*Data extracted from a collection*
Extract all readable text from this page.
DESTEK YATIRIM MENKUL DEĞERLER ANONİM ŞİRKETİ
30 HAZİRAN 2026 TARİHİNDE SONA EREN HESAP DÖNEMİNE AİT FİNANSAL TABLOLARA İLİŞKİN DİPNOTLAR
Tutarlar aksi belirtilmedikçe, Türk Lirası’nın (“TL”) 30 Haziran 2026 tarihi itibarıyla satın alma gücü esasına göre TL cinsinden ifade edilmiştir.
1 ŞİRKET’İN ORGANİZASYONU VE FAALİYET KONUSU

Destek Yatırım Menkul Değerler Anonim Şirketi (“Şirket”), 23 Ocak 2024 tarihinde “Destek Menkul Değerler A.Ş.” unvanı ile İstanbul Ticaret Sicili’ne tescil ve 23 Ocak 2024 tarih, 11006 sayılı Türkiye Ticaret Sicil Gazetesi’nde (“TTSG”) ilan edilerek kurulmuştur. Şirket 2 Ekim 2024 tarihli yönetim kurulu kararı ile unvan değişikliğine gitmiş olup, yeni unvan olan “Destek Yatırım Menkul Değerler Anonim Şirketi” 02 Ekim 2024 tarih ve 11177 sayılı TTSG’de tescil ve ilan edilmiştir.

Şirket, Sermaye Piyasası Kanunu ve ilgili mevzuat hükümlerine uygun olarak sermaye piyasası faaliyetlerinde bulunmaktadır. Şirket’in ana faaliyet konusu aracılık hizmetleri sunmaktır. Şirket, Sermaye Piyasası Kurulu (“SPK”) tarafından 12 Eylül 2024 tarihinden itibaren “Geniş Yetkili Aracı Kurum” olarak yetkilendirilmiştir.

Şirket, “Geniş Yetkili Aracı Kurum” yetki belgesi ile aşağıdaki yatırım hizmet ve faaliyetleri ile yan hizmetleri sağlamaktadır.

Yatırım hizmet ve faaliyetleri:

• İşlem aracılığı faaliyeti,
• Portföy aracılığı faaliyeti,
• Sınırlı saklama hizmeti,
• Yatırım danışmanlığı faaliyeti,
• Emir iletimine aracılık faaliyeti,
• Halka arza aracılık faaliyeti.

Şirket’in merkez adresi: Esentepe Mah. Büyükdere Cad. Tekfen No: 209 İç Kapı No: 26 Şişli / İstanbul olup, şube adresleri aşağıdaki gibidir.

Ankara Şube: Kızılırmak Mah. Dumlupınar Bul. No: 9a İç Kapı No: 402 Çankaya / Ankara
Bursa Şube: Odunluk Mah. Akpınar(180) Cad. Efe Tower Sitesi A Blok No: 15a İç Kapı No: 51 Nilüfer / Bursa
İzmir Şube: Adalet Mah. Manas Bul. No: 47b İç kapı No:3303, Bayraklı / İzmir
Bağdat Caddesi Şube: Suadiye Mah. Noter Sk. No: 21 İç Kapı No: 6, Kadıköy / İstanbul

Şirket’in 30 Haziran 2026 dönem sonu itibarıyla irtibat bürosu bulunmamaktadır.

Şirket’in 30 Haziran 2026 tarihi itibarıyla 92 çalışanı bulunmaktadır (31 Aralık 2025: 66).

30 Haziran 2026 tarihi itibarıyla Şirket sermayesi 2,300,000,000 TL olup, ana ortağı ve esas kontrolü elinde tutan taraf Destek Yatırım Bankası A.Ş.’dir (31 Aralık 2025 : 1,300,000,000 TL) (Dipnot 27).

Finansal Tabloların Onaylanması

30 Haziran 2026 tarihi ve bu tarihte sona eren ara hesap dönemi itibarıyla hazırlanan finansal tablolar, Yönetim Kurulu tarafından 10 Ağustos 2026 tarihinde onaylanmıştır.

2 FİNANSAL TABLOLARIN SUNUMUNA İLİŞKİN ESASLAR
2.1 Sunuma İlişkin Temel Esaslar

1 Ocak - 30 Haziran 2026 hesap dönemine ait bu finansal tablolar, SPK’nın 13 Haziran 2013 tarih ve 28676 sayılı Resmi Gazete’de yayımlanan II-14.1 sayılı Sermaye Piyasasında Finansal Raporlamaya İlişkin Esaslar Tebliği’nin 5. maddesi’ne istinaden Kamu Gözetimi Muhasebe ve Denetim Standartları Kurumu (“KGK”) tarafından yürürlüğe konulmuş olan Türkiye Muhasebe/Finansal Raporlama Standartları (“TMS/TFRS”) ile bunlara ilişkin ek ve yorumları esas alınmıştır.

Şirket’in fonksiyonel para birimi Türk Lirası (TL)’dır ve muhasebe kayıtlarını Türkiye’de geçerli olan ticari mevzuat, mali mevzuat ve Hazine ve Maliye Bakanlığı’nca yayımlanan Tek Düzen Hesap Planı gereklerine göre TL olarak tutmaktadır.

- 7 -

*PROBLEM*
Return all the data exactly as given.

*SOLVED EXERCISE*
Extract all readable text from this page.
DESTEK YATIRIM MENKUL DEĞERLER ANONİM ŞİRKETİ
30 HAZİRAN 2026 TARİHİNDE SONA EREN HESAP DÖNEMİNE AİT FİNANSAL TABLOLARA İLİŞKİN DİPNOTLAR
Tutarlar aksi belirtilmedikçe, Türk Lirası’nın (“TL”) 30 Haziran 2026 tarihi itibarıyla satın alma gücü esasına göre TL cinsinden ifade edilmiştir.
1 ŞİRKET’İN ORGANİZASYONU VE FAALİYET KONUSU

Destek Yatırım Menkul Değerler Anonim Şirketi (“Şirket”), 23 Ocak 2024 tarihinde “Destek Menkul Değerler A.Ş.” unvanı ile İstanbul Ticaret Sicili’ne tescil ve 23 Ocak 2024 tarih, 11006 sayılı Türkiye Ticaret Sicil Gazetesi’nde (“TTSG”) ilan edilerek kurulmuştur. Şirket 2 Ekim 2024 tarihli yönetim kurulu kararı ile unvan değişikliğine gitmiş olup, yeni unvan olan “Destek Yatırım Menkul Değerler Anonim Şirketi” 02 Ekim 2024 tarih ve 11177 sayılı TTSG’de tescil ve ilan edilmiştir.

Şirket, Sermaye Piyasası Kanunu ve ilgili mevzuat hükümlerine uygun olarak sermaye piyasası faaliyetlerinde bulunmaktadır. Şirket’in ana faaliyet konusu aracılık hizmetleri sunmaktır. Şirket, Sermaye Piyasası Kurulu (“SPK”) tarafından 12 Eylül 2024 tarihinden itibaren “Geniş Yetkili Aracı Kurum” olarak yetkilendirilmiştir.

Şirket, “Geniş Yetkili Aracı Kurum” yetki belgesi ile aşağıdaki yatırım hizmet ve faaliyetleri ile yan hizmetleri sağlamaktadır.

Yatırım hizmet ve faaliyetleri:

• İşlem aracılığı faaliyeti,
• Portföy aracılığı faaliyeti,
• Sınırlı saklama hizmeti,
• Yatırım danışmanlığı faaliyeti,
• Emir iletimine aracılık faaliyeti,
• Halka arza aracılık faaliyeti.

Şirket’in merkez adresi: Esentepe Mah. Büyükdere Cad. Tekfen No: 209 İç Kapı No: 26 Şişli / İstanbul olup, şube adresleri aşağıdaki gibidir.

Ankara Şube: Kızılırmak Mah. Dumlupınar Bul. No: 9a İç Kapı No: 402 Çankaya / Ankara
Bursa Şube: Odunluk Mah. Akpınar(180) Cad. Efe Tower Sitesi A Blok No: 15a İç Kapı No: 51 Nilüfer / Bursa
İzmir Şube: Adalet Mah. Manas Bul. No: 47b İç kapı No:3303, Bayraklı / İzmir
Bağdat Caddesi Şube: Suadiye Mah. Noter Sk. No: 21 İç Kapı No: 6, Kadıköy / İstanbul

Şirket’in 30 Haziran 2026 dönem sonu itibarıyla irtibat bürosu bulunmamaktadır.

Şirket’in 30 Haziran 2026 tarihi itibarıyla 92 çalışanı bulunmaktadır (31 Aralık 2025: 66).

30 Haziran 2026 tarihi itibarıyla Şirket sermayesi 2,300,000,000 TL olup, ana ortağı ve esas kontrolü elinde tutan taraf Destek Yatırım Bankası A.Ş.’dir (31 Aralık 2025 : 1,300,000,000 TL) (Dipnot 27).

Finansal Tabloların Onaylanması

30 Haziran 2026 tarihi ve bu tarihte sona eren ara hesap dönemi itibarıyla hazırlanan finansal tablolar, Yönetim Kurulu tarafından 10 Ağustos 2026 tarihinde onaylanmıştır.

2 FİNANSAL TABLOLARIN SUNUMUNA İLİŞKİN ESASLAR
2.1 Sunuma İlişkin Temel Esaslar

1 Ocak - 30 Haziran 2026 hesap dönemine ait bu finansal tablolar, SPK’nın 13 Haziran 2013 tarih ve 28676 sayılı Resmi Gazete’de yayımlanan II-14.1 sayılı Sermaye Piyasasında Finansal Raporlamaya İlişkin Esaslar Tebliği’nin 5. maddesi’ne istinaden Kamu Gözetimi Muhasebe ve Denetim Standartları Kurumu (“KGK”) tarafından yürürlüğe konulmuş olan Türkiye Muhasebe/Finansal Raporlama Standartları (“TMS/TFRS”) ile bunlara ilişkin ek ve yorumları esas alınmıştır.

Şirket’in fonksiyonel para birimi Türk Lirası (TL)’dır ve muhasebe kayıtlarını Türkiye’de geçerli olan ticari mevzuat, mali mevzuat ve Hazine ve Maliye Bakanlığı’nca yayımlanan Tek Düzen Hesap Planı gereklerine göre TL olarak tutmaktadır.

- 7 -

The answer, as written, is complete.